[What the task requires] Restate all of the entries verbatim.

Document page text data
***

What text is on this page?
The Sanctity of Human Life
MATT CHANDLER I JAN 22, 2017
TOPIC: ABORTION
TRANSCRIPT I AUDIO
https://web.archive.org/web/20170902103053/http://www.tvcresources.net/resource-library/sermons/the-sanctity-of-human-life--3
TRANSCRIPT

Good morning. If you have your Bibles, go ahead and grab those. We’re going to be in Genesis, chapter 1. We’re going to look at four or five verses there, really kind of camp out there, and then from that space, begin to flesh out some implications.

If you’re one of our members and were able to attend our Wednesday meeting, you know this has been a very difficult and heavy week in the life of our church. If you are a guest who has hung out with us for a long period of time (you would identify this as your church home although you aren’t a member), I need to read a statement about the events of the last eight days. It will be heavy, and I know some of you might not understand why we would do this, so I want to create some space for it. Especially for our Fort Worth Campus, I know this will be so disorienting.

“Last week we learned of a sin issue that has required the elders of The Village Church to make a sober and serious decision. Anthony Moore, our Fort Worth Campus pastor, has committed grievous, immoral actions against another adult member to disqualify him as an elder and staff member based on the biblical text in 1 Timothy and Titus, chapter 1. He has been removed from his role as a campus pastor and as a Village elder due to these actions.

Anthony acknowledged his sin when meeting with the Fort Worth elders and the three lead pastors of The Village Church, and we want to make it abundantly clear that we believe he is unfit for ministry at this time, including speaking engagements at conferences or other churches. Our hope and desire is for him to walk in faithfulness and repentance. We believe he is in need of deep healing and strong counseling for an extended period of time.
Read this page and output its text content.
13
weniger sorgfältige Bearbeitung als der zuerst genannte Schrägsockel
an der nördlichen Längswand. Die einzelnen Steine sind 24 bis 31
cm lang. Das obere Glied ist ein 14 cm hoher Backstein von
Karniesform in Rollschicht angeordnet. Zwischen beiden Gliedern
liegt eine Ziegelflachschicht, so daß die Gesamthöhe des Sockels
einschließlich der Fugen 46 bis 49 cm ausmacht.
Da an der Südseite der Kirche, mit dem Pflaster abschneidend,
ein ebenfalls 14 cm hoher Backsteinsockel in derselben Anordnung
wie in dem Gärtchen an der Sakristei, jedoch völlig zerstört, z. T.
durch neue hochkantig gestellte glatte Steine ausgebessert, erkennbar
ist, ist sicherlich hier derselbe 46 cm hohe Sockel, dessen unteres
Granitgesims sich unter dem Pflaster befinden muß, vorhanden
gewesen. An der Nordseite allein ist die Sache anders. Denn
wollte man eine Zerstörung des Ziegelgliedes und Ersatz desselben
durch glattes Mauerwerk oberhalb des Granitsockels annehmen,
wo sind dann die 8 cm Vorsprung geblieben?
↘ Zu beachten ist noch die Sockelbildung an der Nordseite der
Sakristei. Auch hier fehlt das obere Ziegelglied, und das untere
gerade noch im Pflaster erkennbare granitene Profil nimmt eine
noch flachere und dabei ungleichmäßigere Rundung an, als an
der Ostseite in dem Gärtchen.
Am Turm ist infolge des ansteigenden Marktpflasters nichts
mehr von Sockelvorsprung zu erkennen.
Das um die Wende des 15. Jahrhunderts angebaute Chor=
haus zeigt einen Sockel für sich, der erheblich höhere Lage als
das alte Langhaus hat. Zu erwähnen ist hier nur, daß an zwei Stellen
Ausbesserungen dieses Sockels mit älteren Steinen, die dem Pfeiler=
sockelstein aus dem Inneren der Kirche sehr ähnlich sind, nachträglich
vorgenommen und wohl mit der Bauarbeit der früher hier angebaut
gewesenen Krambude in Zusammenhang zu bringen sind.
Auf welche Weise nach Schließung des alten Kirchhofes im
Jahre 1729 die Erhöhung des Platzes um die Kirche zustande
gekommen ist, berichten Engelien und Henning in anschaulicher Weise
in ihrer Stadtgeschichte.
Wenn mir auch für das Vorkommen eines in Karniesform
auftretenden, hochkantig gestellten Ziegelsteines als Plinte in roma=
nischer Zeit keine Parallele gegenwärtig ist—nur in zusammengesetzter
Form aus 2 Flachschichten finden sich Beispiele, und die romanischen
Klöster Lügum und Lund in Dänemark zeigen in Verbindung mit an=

***

[Expected answer]
What text is on this page?
The Sanctity of Human Life
MATT CHANDLER I JAN 22, 2017
TOPIC: ABORTION
TRANSCRIPT I AUDIO
https://web.archive.org/web/20170902103053/http://www.tvcresources.net/resource-library/sermons/the-sanctity-of-human-life--3
TRANSCRIPT

Good morning. If you have your Bibles, go ahead and grab those. We’re going to be in Genesis, chapter 1. We’re going to look at four or five verses there, really kind of camp out there, and then from that space, begin to flesh out some implications.

If you’re one of our members and were able to attend our Wednesday meeting, you know this has been a very difficult and heavy week in the life of our church. If you are a guest who has hung out with us for a long period of time (you would identify this as your church home although you aren’t a member), I need to read a statement about the events of the last eight days. It will be heavy, and I know some of you might not understand why we would do this, so I want to create some space for it. Especially for our Fort Worth Campus, I know this will be so disorienting.

“Last week we learned of a sin issue that has required the elders of The Village Church to make a sober and serious decision. Anthony Moore, our Fort Worth Campus pastor, has committed grievous, immoral actions against another adult member to disqualify him as an elder and staff member based on the biblical text in 1 Timothy and Titus, chapter 1. He has been removed from his role as a campus pastor and as a Village elder due to these actions.

Anthony acknowledged his sin when meeting with the Fort Worth elders and the three lead pastors of The Village Church, and we want to make it abundantly clear that we believe he is unfit for ministry at this time, including speaking engagements at conferences or other churches. Our hope and desire is for him to walk in faithfulness and repentance. We believe he is in need of deep healing and strong counseling for an extended period of time.
Read this page and output its text content.
13
weniger sorgfältige Bearbeitung als der zuerst genannte Schrägsockel
an der nördlichen Längswand. Die einzelnen Steine sind 24 bis 31
cm lang. Das obere Glied ist ein 14 cm hoher Backstein von
Karniesform in Rollschicht angeordnet. Zwischen beiden Gliedern
liegt eine Ziegelflachschicht, so daß die Gesamthöhe des Sockels
einschließlich der Fugen 46 bis 49 cm ausmacht.
Da an der Südseite der Kirche, mit dem Pflaster abschneidend,
ein ebenfalls 14 cm hoher Backsteinsockel in derselben Anordnung
wie in dem Gärtchen an der Sakristei, jedoch völlig zerstört, z. T.
durch neue hochkantig gestellte glatte Steine ausgebessert, erkennbar
ist, ist sicherlich hier derselbe 46 cm hohe Sockel, dessen unteres
Granitgesims sich unter dem Pflaster befinden muß, vorhanden
gewesen. An der Nordseite allein ist die Sache anders. Denn
wollte man eine Zerstörung des Ziegelgliedes und Ersatz desselben
durch glattes Mauerwerk oberhalb des Granitsockels annehmen,
wo sind dann die 8 cm Vorsprung geblieben?
↘ Zu beachten ist noch die Sockelbildung an der Nordseite der
Sakristei. Auch hier fehlt das obere Ziegelglied, und das untere
gerade noch im Pflaster erkennbare granitene Profil nimmt eine
noch flachere und dabei ungleichmäßigere Rundung an, als an
der Ostseite in dem Gärtchen.
Am Turm ist infolge des ansteigenden Marktpflasters nichts
mehr von Sockelvorsprung zu erkennen.
Das um die Wende des 15. Jahrhunderts angebaute Chor=
haus zeigt einen Sockel für sich, der erheblich höhere Lage als
das alte Langhaus hat. Zu erwähnen ist hier nur, daß an zwei Stellen
Ausbesserungen dieses Sockels mit älteren Steinen, die dem Pfeiler=
sockelstein aus dem Inneren der Kirche sehr ähnlich sind, nachträglich
vorgenommen und wohl mit der Bauarbeit der früher hier angebaut
gewesenen Krambude in Zusammenhang zu bringen sind.
Auf welche Weise nach Schließung des alten Kirchhofes im
Jahre 1729 die Erhöhung des Platzes um die Kirche zustande
gekommen ist, berichten Engelien und Henning in anschaulicher Weise
in ihrer Stadtgeschichte.
Wenn mir auch für das Vorkommen eines in Karniesform
auftretenden, hochkantig gestellten Ziegelsteines als Plinte in roma=
nischer Zeit keine Parallele gegenwärtig ist—nur in zusammengesetzter
Form aus 2 Flachschichten finden sich Beispiele, und die romanischen
Klöster Lügum und Lund in Dänemark zeigen in Verbindung mit an=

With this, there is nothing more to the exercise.